(STATED GOAL) For each line that holds "Give", copy the line out.
-------- PROVIDED DATA --------
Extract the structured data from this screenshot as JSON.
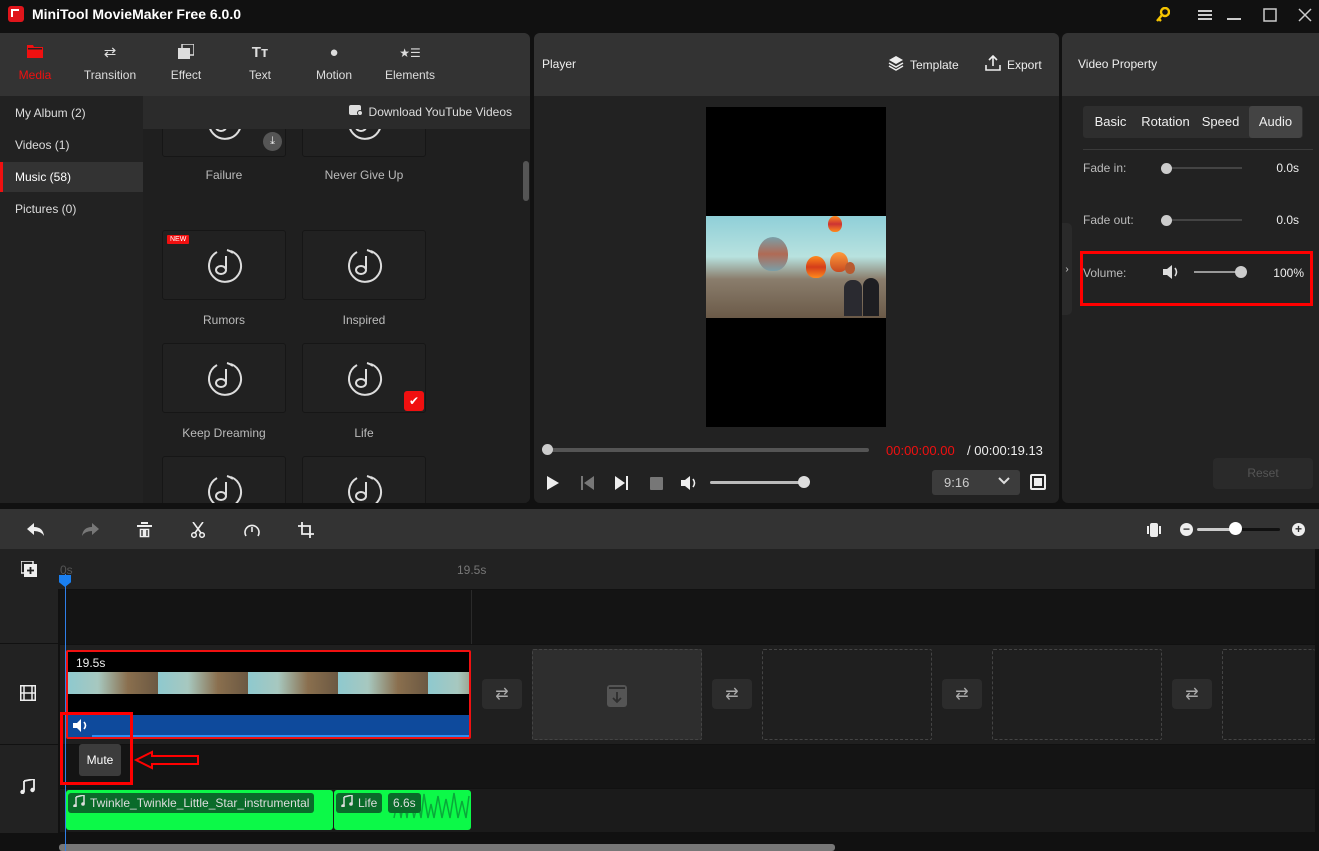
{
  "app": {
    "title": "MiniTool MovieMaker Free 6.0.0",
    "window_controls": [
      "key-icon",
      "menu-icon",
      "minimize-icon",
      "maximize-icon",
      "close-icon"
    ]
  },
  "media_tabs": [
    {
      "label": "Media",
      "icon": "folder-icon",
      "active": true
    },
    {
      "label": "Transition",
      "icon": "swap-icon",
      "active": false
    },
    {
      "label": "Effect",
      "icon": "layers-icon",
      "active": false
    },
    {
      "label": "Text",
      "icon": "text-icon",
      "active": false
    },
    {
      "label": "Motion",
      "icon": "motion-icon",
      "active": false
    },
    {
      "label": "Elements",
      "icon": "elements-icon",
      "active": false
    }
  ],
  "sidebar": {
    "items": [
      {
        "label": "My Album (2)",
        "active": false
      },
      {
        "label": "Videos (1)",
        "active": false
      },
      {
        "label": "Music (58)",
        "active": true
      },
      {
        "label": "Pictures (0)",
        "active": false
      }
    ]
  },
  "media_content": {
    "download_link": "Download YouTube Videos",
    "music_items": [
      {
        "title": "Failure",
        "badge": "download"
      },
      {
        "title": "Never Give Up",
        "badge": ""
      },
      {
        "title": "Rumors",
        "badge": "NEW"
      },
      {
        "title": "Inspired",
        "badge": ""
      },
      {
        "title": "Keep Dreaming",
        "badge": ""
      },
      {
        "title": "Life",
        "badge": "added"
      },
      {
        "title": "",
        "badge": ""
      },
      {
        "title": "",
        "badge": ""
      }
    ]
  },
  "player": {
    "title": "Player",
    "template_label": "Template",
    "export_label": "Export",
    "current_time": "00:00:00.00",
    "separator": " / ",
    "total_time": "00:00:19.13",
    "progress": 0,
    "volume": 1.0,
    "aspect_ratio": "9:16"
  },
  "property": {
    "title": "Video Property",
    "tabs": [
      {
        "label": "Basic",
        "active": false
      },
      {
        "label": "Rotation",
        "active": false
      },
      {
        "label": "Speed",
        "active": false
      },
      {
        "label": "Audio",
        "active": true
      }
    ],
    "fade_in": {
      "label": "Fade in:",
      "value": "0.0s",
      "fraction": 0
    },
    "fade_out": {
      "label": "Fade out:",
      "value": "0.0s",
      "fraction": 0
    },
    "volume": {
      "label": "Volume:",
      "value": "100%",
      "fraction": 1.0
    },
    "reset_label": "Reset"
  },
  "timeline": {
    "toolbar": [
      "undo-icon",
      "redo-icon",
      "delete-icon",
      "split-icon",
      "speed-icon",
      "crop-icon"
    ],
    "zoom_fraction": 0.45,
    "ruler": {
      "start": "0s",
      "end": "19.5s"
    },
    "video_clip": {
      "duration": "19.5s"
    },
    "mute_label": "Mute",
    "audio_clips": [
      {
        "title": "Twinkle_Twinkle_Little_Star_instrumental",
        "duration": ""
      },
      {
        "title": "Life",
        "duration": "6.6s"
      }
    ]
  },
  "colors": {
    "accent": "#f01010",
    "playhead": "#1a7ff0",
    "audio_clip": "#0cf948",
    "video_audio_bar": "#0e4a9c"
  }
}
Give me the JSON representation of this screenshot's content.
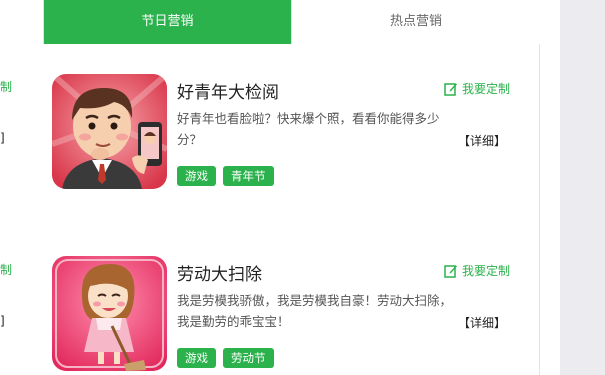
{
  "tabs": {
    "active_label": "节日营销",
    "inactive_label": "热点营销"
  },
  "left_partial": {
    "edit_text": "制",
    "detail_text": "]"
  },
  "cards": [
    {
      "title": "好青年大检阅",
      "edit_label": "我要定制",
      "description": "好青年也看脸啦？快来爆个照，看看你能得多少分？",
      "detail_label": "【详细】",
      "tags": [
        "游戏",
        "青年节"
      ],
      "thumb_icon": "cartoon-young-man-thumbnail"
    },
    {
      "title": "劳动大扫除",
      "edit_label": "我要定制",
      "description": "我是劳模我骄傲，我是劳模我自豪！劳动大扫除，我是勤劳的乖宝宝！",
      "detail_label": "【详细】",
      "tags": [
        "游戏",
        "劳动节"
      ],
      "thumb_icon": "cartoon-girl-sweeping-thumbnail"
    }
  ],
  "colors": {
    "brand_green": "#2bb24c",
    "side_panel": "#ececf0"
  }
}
--------
(TASK RESULT)
        "title": "Never Give Up",
Give me the JSON representation of this screenshot's content.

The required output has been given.